═══ Information supplied

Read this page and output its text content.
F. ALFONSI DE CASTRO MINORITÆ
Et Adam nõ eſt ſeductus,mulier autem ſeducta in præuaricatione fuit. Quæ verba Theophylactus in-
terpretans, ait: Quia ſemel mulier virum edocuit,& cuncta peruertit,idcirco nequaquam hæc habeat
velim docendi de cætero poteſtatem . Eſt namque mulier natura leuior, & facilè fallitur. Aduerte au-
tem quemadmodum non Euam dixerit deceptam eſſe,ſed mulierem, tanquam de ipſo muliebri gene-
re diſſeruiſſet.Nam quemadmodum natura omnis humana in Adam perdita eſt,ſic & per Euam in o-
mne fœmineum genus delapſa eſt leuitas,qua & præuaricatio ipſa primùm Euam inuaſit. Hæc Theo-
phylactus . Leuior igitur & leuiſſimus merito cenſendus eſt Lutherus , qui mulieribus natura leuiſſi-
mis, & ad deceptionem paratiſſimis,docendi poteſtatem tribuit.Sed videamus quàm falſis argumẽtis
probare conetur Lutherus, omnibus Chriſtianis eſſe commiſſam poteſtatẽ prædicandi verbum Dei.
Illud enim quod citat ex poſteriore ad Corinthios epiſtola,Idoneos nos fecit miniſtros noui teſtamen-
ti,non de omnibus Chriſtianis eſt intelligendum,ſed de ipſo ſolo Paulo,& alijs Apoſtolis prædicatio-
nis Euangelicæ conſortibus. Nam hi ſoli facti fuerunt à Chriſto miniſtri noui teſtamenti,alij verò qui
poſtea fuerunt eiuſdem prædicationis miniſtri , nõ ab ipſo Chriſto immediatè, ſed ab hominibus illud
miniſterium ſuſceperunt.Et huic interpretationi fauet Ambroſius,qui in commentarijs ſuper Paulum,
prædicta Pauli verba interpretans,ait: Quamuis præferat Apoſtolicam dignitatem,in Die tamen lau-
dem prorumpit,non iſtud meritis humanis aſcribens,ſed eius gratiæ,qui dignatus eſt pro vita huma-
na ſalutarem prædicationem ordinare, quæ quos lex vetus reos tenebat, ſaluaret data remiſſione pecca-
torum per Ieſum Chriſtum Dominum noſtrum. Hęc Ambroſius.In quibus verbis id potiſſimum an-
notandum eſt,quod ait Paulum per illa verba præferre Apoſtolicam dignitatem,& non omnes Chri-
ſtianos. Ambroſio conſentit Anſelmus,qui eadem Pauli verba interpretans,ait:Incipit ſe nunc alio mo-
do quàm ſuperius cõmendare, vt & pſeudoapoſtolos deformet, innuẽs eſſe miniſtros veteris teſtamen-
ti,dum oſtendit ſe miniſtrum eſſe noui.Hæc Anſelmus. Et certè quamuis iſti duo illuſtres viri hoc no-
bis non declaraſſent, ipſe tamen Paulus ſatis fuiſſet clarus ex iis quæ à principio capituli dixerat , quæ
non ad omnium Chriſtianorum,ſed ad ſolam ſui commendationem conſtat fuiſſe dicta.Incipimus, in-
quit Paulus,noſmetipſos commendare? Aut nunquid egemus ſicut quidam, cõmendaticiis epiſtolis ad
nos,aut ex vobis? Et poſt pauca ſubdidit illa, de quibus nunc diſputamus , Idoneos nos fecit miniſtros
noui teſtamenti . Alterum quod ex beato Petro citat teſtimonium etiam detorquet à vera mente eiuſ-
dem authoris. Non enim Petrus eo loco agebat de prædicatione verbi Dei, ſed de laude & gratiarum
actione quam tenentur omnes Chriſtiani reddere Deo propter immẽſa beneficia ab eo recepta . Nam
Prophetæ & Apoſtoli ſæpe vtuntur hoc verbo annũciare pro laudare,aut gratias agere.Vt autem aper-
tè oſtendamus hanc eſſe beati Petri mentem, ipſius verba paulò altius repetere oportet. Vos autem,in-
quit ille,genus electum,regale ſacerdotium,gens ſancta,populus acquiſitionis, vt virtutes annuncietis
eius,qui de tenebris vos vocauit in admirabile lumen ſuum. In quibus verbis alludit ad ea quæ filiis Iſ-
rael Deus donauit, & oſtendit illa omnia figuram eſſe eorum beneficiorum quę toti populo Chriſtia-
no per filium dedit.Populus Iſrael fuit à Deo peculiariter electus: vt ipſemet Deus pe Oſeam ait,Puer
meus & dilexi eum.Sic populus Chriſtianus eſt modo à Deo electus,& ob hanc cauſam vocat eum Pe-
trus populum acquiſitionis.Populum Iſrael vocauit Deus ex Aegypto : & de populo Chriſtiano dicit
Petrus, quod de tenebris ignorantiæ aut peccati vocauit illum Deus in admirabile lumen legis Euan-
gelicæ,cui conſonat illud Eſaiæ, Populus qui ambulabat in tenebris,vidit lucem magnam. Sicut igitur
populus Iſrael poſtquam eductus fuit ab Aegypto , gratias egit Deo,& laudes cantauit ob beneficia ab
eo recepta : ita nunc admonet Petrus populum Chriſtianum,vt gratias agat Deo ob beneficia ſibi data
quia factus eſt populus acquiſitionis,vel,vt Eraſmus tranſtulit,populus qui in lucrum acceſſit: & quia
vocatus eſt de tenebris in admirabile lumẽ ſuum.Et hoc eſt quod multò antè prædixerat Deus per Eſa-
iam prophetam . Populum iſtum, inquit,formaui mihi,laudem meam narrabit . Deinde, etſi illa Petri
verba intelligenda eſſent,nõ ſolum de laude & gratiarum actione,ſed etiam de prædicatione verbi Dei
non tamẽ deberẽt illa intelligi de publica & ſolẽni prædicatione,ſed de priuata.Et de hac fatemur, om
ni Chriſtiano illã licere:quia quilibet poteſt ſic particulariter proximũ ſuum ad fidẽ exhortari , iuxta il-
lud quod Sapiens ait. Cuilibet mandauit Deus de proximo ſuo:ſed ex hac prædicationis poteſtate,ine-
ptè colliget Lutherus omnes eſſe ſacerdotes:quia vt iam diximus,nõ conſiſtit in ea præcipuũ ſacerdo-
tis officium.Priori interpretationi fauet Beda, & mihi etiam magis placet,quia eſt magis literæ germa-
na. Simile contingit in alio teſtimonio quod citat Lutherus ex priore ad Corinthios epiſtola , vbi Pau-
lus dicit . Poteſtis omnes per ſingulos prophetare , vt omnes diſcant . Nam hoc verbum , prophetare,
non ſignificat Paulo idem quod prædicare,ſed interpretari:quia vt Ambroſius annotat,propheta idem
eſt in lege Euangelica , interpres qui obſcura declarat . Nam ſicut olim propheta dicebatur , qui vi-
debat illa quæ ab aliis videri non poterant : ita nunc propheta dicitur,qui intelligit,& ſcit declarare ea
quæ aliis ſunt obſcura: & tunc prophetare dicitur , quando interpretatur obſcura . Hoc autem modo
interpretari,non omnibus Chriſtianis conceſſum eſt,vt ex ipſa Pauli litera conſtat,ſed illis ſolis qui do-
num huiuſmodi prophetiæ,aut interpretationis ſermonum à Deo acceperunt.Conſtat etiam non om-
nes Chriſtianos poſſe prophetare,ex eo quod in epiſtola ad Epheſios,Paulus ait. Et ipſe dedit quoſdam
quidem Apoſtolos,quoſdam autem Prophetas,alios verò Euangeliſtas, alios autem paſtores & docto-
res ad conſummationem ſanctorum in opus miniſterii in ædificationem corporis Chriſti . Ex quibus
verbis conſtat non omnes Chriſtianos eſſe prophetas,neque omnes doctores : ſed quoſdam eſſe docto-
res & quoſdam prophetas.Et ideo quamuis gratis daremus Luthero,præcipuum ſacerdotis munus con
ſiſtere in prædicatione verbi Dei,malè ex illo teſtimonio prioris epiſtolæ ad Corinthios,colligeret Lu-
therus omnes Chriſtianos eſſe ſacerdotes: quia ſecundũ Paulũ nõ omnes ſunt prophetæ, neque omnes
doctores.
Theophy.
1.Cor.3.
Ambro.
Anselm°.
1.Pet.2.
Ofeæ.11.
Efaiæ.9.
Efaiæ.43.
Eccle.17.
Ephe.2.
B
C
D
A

══════

### Exercise
Scan the entries above and work out how many lines include the word "mihi"; the reply is that number alone.

### The reply
2